→ Task goal
In your copy, leave out the pictures and repeat the entries below exactly.

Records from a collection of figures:
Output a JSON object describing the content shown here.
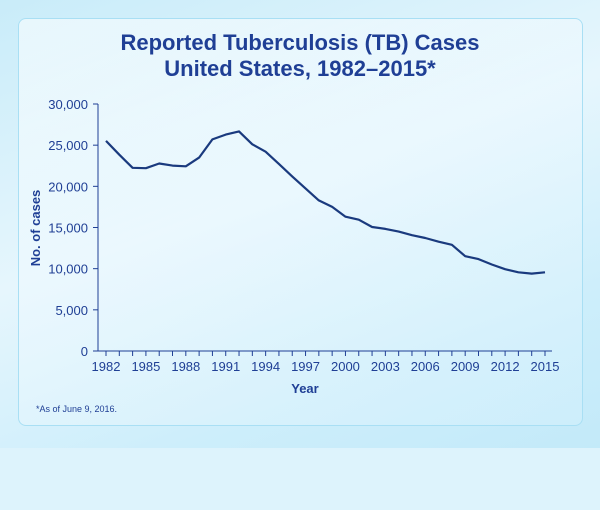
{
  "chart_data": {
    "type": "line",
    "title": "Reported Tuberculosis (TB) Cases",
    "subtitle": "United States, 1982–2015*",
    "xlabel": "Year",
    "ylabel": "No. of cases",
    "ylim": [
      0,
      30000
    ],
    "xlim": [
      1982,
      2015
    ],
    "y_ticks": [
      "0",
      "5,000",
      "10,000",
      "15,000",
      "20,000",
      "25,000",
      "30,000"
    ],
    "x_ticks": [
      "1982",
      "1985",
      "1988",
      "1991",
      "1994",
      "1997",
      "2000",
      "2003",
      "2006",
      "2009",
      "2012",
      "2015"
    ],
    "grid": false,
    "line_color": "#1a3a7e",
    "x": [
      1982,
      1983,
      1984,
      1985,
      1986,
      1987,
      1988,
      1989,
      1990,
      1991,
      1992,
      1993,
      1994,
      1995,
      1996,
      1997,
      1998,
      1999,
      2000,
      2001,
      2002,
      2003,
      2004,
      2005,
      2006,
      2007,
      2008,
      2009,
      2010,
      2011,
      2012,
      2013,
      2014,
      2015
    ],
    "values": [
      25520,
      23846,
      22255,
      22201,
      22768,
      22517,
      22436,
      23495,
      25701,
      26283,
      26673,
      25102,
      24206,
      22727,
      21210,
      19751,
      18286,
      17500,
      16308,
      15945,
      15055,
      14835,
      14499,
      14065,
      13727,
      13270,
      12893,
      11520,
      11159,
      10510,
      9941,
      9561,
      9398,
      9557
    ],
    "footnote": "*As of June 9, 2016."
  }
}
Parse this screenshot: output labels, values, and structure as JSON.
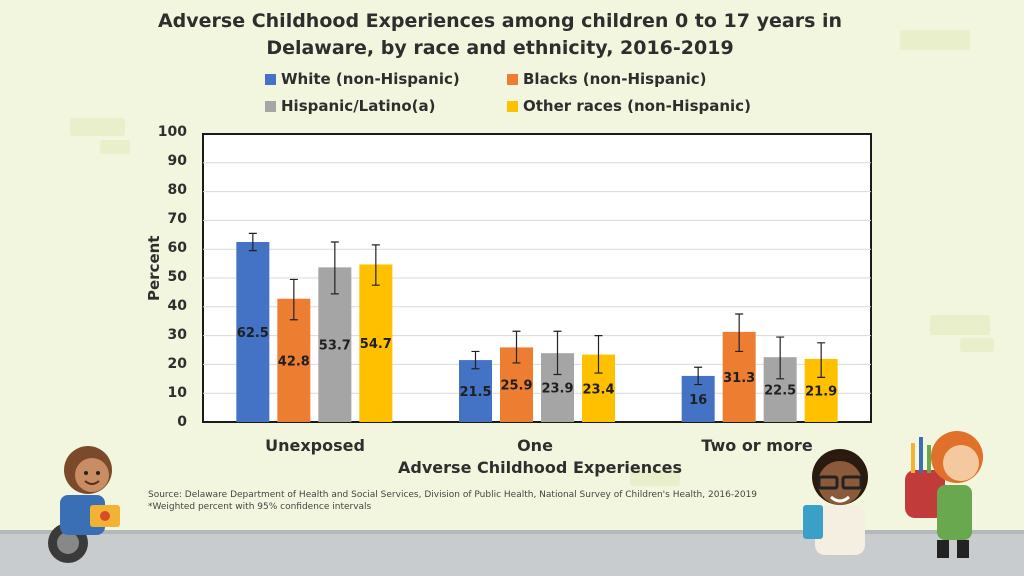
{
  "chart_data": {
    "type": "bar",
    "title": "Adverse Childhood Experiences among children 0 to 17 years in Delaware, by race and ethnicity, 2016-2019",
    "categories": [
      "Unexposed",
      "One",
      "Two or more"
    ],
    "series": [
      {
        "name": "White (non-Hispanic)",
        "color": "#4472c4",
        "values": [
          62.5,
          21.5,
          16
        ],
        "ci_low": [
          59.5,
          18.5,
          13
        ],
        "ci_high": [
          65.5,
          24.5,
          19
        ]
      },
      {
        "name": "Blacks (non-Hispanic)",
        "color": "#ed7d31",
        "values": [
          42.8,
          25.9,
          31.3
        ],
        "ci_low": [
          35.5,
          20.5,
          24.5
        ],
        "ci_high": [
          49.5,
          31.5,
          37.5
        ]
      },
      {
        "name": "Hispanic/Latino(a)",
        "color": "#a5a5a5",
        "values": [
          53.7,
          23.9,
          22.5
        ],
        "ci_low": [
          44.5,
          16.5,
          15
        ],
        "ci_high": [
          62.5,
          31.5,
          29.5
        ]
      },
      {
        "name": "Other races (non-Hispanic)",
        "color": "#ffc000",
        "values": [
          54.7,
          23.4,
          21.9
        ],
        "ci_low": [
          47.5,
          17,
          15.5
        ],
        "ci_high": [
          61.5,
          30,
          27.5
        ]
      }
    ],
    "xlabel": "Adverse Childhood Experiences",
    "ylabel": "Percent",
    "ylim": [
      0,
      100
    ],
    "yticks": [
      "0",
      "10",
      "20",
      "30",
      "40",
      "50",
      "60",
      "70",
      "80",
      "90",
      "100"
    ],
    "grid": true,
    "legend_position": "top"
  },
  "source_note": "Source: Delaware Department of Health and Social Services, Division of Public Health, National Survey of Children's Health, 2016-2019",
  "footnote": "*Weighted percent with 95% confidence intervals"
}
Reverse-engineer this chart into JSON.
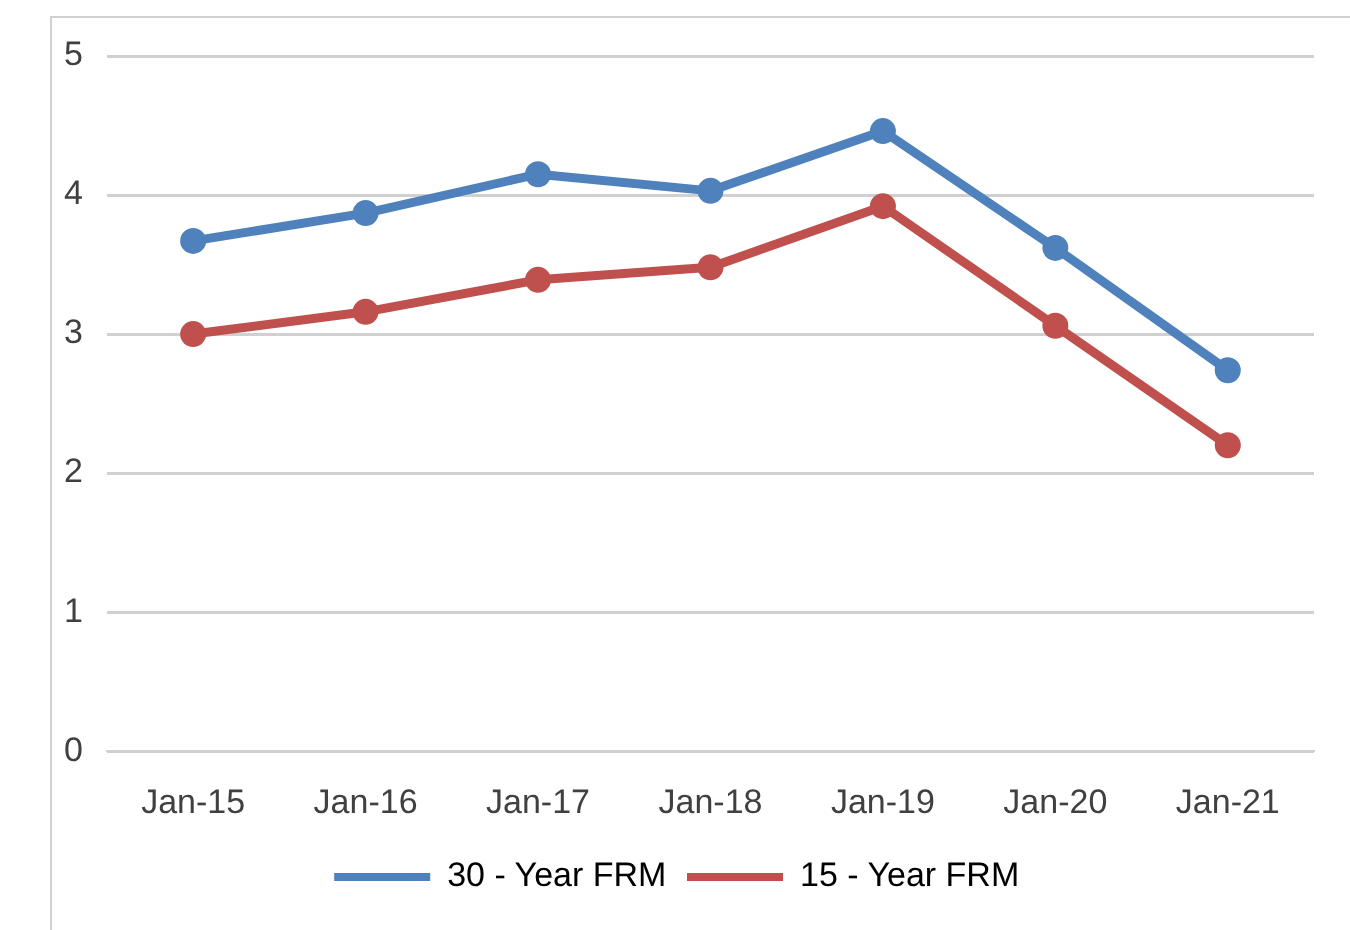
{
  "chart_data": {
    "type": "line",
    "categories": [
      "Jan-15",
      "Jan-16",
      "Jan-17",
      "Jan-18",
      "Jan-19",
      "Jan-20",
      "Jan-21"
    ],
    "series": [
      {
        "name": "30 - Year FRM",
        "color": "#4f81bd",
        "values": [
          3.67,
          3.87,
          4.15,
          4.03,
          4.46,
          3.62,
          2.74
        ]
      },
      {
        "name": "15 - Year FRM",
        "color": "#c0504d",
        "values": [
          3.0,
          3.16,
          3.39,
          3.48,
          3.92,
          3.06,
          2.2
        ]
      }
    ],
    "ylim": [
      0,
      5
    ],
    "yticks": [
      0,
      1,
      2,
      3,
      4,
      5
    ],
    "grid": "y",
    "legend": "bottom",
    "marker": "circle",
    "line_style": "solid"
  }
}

→ Finished answer
Output a JSON object describing the content shown here.
{
  "chart_data": {
    "type": "line",
    "title": "Reported Tuberculosis (TB) Cases",
    "subtitle": "United States, 1982–2015*",
    "xlabel": "Year",
    "ylabel": "No. of cases",
    "ylim": [
      0,
      30000
    ],
    "xlim": [
      1982,
      2015
    ],
    "y_ticks": [
      "0",
      "5,000",
      "10,000",
      "15,000",
      "20,000",
      "25,000",
      "30,000"
    ],
    "x_ticks": [
      "1982",
      "1985",
      "1988",
      "1991",
      "1994",
      "1997",
      "2000",
      "2003",
      "2006",
      "2009",
      "2012",
      "2015"
    ],
    "grid": false,
    "line_color": "#1a3a7e",
    "x": [
      1982,
      1983,
      1984,
      1985,
      1986,
      1987,
      1988,
      1989,
      1990,
      1991,
      1992,
      1993,
      1994,
      1995,
      1996,
      1997,
      1998,
      1999,
      2000,
      2001,
      2002,
      2003,
      2004,
      2005,
      2006,
      2007,
      2008,
      2009,
      2010,
      2011,
      2012,
      2013,
      2014,
      2015
    ],
    "values": [
      25520,
      23846,
      22255,
      22201,
      22768,
      22517,
      22436,
      23495,
      25701,
      26283,
      26673,
      25102,
      24206,
      22727,
      21210,
      19751,
      18286,
      17500,
      16308,
      15945,
      15055,
      14835,
      14499,
      14065,
      13727,
      13270,
      12893,
      11520,
      11159,
      10510,
      9941,
      9561,
      9398,
      9557
    ],
    "footnote": "*As of June 9, 2016."
  }
}
Parse this screenshot: output labels, values, and structure as JSON.
{
  "chart_data": {
    "type": "bar",
    "title": "Adverse Childhood Experiences among children 0 to 17 years in Delaware, by race and ethnicity, 2016-2019",
    "categories": [
      "Unexposed",
      "One",
      "Two or more"
    ],
    "series": [
      {
        "name": "White (non-Hispanic)",
        "color": "#4472c4",
        "values": [
          62.5,
          21.5,
          16
        ],
        "ci_low": [
          59.5,
          18.5,
          13
        ],
        "ci_high": [
          65.5,
          24.5,
          19
        ]
      },
      {
        "name": "Blacks (non-Hispanic)",
        "color": "#ed7d31",
        "values": [
          42.8,
          25.9,
          31.3
        ],
        "ci_low": [
          35.5,
          20.5,
          24.5
        ],
        "ci_high": [
          49.5,
          31.5,
          37.5
        ]
      },
      {
        "name": "Hispanic/Latino(a)",
        "color": "#a5a5a5",
        "values": [
          53.7,
          23.9,
          22.5
        ],
        "ci_low": [
          44.5,
          16.5,
          15
        ],
        "ci_high": [
          62.5,
          31.5,
          29.5
        ]
      },
      {
        "name": "Other races (non-Hispanic)",
        "color": "#ffc000",
        "values": [
          54.7,
          23.4,
          21.9
        ],
        "ci_low": [
          47.5,
          17,
          15.5
        ],
        "ci_high": [
          61.5,
          30,
          27.5
        ]
      }
    ],
    "xlabel": "Adverse Childhood Experiences",
    "ylabel": "Percent",
    "ylim": [
      0,
      100
    ],
    "yticks": [
      "0",
      "10",
      "20",
      "30",
      "40",
      "50",
      "60",
      "70",
      "80",
      "90",
      "100"
    ],
    "grid": true,
    "legend_position": "top"
  },
  "source_note": "Source: Delaware Department of Health and Social Services, Division of Public Health, National Survey of Children's Health, 2016-2019",
  "footnote": "*Weighted percent with 95% confidence intervals"
}
Reverse-engineer this chart into JSON.
{
  "chart_data": {
    "type": "line",
    "categories": [
      "Jan-15",
      "Jan-16",
      "Jan-17",
      "Jan-18",
      "Jan-19",
      "Jan-20",
      "Jan-21"
    ],
    "series": [
      {
        "name": "30 - Year FRM",
        "color": "#4f81bd",
        "values": [
          3.67,
          3.87,
          4.15,
          4.03,
          4.46,
          3.62,
          2.74
        ]
      },
      {
        "name": "15 - Year FRM",
        "color": "#c0504d",
        "values": [
          3.0,
          3.16,
          3.39,
          3.48,
          3.92,
          3.06,
          2.2
        ]
      }
    ],
    "ylim": [
      0,
      5
    ],
    "yticks": [
      0,
      1,
      2,
      3,
      4,
      5
    ],
    "grid": "y",
    "legend": "bottom",
    "marker": "circle",
    "line_style": "solid"
  }
}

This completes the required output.